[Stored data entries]
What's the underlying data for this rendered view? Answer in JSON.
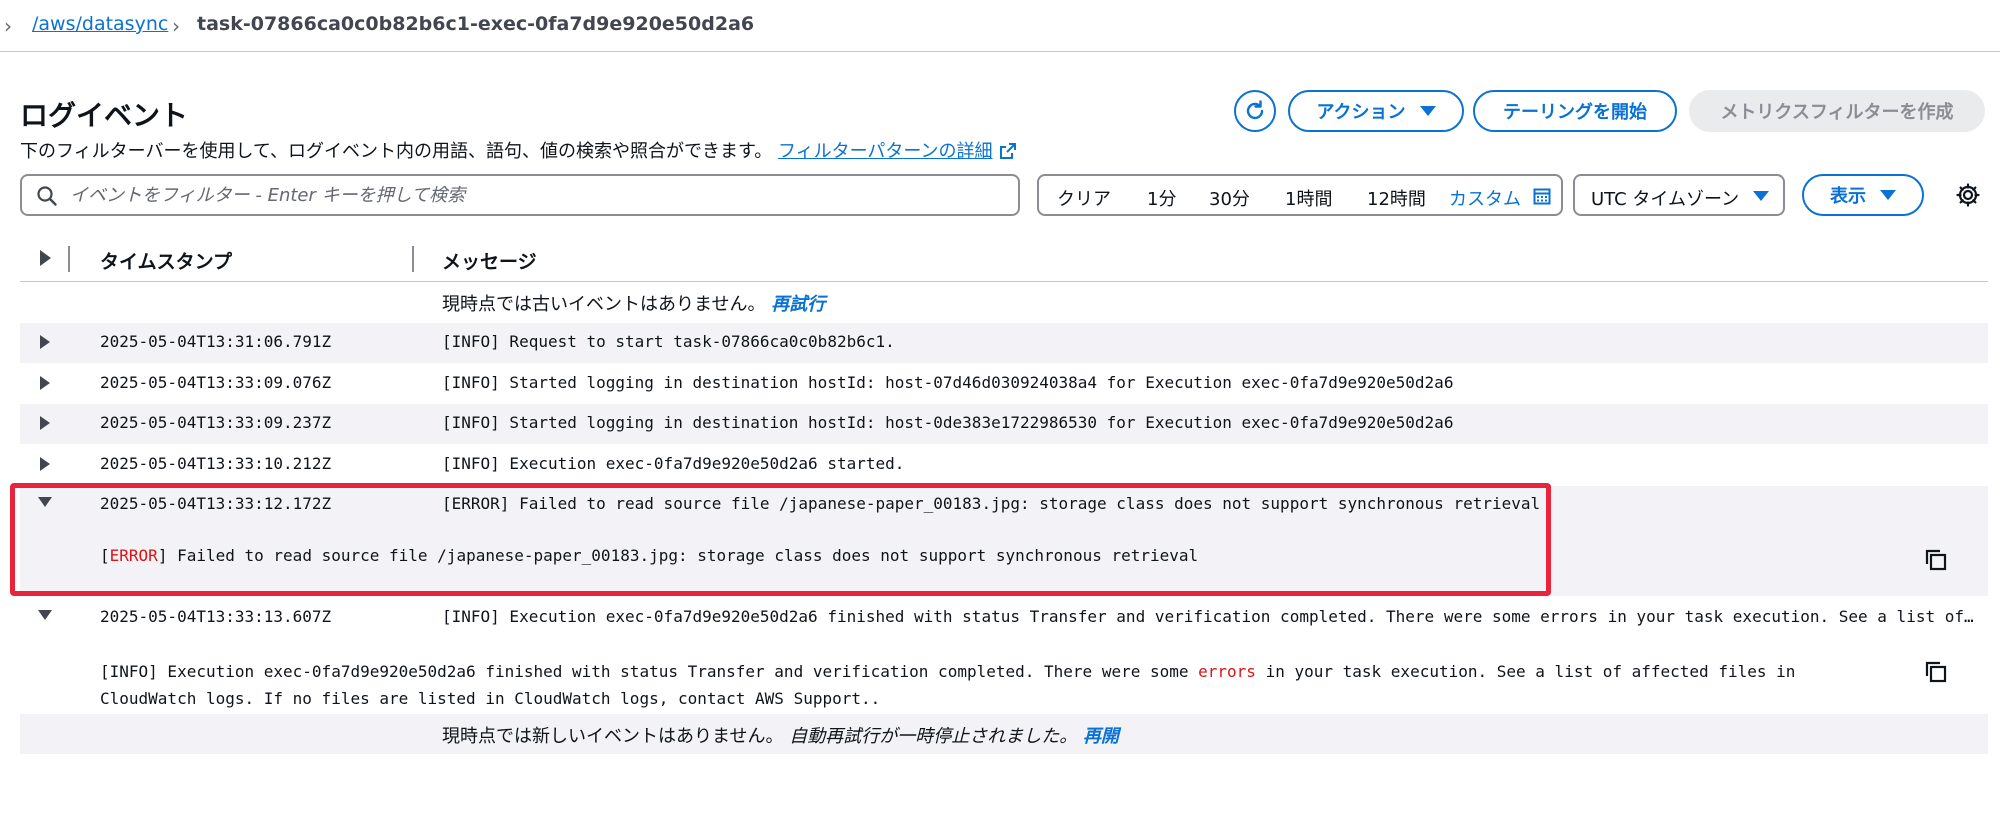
{
  "breadcrumb": {
    "parent": "/aws/datasync",
    "current": "task-07866ca0c0b82b6c1-exec-0fa7d9e920e50d2a6"
  },
  "header": {
    "title": "ログイベント",
    "description": "下のフィルターバーを使用して、ログイベント内の用語、語句、値の検索や照合ができます。",
    "filter_link": "フィルターパターンの詳細"
  },
  "actions": {
    "action_label": "アクション",
    "tail_label": "テーリングを開始",
    "metric_filter_label": "メトリクスフィルターを作成"
  },
  "search": {
    "placeholder": "イベントをフィルター - Enter キーを押して検索",
    "value": ""
  },
  "time_range": {
    "items": [
      "クリア",
      "1分",
      "30分",
      "1時間",
      "12時間",
      "カスタム"
    ],
    "selected": "カスタム"
  },
  "timezone": {
    "label": "UTC タイムゾーン"
  },
  "display": {
    "label": "表示"
  },
  "table": {
    "col_timestamp": "タイムスタンプ",
    "col_message": "メッセージ"
  },
  "notices": {
    "top_text": "現時点では古いイベントはありません。",
    "top_link": "再試行",
    "bottom_text": "現時点では新しいイベントはありません。",
    "bottom_paused": "自動再試行が一時停止されました。",
    "bottom_link": "再開"
  },
  "rows": [
    {
      "timestamp": "2025-05-04T13:31:06.791Z",
      "message": "[INFO] Request to start task-07866ca0c0b82b6c1."
    },
    {
      "timestamp": "2025-05-04T13:33:09.076Z",
      "message": "[INFO] Started logging in destination hostId: host-07d46d030924038a4 for Execution exec-0fa7d9e920e50d2a6"
    },
    {
      "timestamp": "2025-05-04T13:33:09.237Z",
      "message": "[INFO] Started logging in destination hostId: host-0de383e1722986530 for Execution exec-0fa7d9e920e50d2a6"
    },
    {
      "timestamp": "2025-05-04T13:33:10.212Z",
      "message": "[INFO] Execution exec-0fa7d9e920e50d2a6 started."
    },
    {
      "timestamp": "2025-05-04T13:33:12.172Z",
      "message": "[ERROR] Failed to read source file /japanese-paper_00183.jpg: storage class does not support synchronous retrieval"
    },
    {
      "timestamp": "2025-05-04T13:33:13.607Z",
      "message": "[INFO] Execution exec-0fa7d9e920e50d2a6 finished with status Transfer and verification completed. There were some errors in your task execution. See a list of …"
    }
  ],
  "expanded_error": {
    "bracket_open": "[",
    "level": "ERROR",
    "bracket_close": "]",
    "text": " Failed to read source file /japanese-paper_00183.jpg: storage class does not support synchronous retrieval"
  },
  "expanded_info": {
    "before": "[INFO] Execution exec-0fa7d9e920e50d2a6 finished with status Transfer and verification completed. There were some ",
    "highlight": "errors",
    "after": " in your task execution. See a list of affected files in CloudWatch logs. If no files are listed in CloudWatch logs, contact AWS Support.."
  },
  "colors": {
    "link": "#0972d3",
    "error": "#d91515",
    "highlight_box": "#e8243c",
    "row_alt": "#f3f3f7"
  }
}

**What is expected:**
Copy all the lines of data exactly as they appear, dropping any images.

**Response for this exercise:**
What's the underlying data for this rendered view? Answer in JSON.
{
  "breadcrumb": {
    "parent": "/aws/datasync",
    "current": "task-07866ca0c0b82b6c1-exec-0fa7d9e920e50d2a6"
  },
  "header": {
    "title": "ログイベント",
    "description": "下のフィルターバーを使用して、ログイベント内の用語、語句、値の検索や照合ができます。",
    "filter_link": "フィルターパターンの詳細"
  },
  "actions": {
    "action_label": "アクション",
    "tail_label": "テーリングを開始",
    "metric_filter_label": "メトリクスフィルターを作成"
  },
  "search": {
    "placeholder": "イベントをフィルター - Enter キーを押して検索",
    "value": ""
  },
  "time_range": {
    "items": [
      "クリア",
      "1分",
      "30分",
      "1時間",
      "12時間",
      "カスタム"
    ],
    "selected": "カスタム"
  },
  "timezone": {
    "label": "UTC タイムゾーン"
  },
  "display": {
    "label": "表示"
  },
  "table": {
    "col_timestamp": "タイムスタンプ",
    "col_message": "メッセージ"
  },
  "notices": {
    "top_text": "現時点では古いイベントはありません。",
    "top_link": "再試行",
    "bottom_text": "現時点では新しいイベントはありません。",
    "bottom_paused": "自動再試行が一時停止されました。",
    "bottom_link": "再開"
  },
  "rows": [
    {
      "timestamp": "2025-05-04T13:31:06.791Z",
      "message": "[INFO] Request to start task-07866ca0c0b82b6c1."
    },
    {
      "timestamp": "2025-05-04T13:33:09.076Z",
      "message": "[INFO] Started logging in destination hostId: host-07d46d030924038a4 for Execution exec-0fa7d9e920e50d2a6"
    },
    {
      "timestamp": "2025-05-04T13:33:09.237Z",
      "message": "[INFO] Started logging in destination hostId: host-0de383e1722986530 for Execution exec-0fa7d9e920e50d2a6"
    },
    {
      "timestamp": "2025-05-04T13:33:10.212Z",
      "message": "[INFO] Execution exec-0fa7d9e920e50d2a6 started."
    },
    {
      "timestamp": "2025-05-04T13:33:12.172Z",
      "message": "[ERROR] Failed to read source file /japanese-paper_00183.jpg: storage class does not support synchronous retrieval"
    },
    {
      "timestamp": "2025-05-04T13:33:13.607Z",
      "message": "[INFO] Execution exec-0fa7d9e920e50d2a6 finished with status Transfer and verification completed. There were some errors in your task execution. See a list of …"
    }
  ],
  "expanded_error": {
    "bracket_open": "[",
    "level": "ERROR",
    "bracket_close": "]",
    "text": " Failed to read source file /japanese-paper_00183.jpg: storage class does not support synchronous retrieval"
  },
  "expanded_info": {
    "before": "[INFO] Execution exec-0fa7d9e920e50d2a6 finished with status Transfer and verification completed. There were some ",
    "highlight": "errors",
    "after": " in your task execution. See a list of affected files in CloudWatch logs. If no files are listed in CloudWatch logs, contact AWS Support.."
  },
  "colors": {
    "link": "#0972d3",
    "error": "#d91515",
    "highlight_box": "#e8243c",
    "row_alt": "#f3f3f7"
  }
}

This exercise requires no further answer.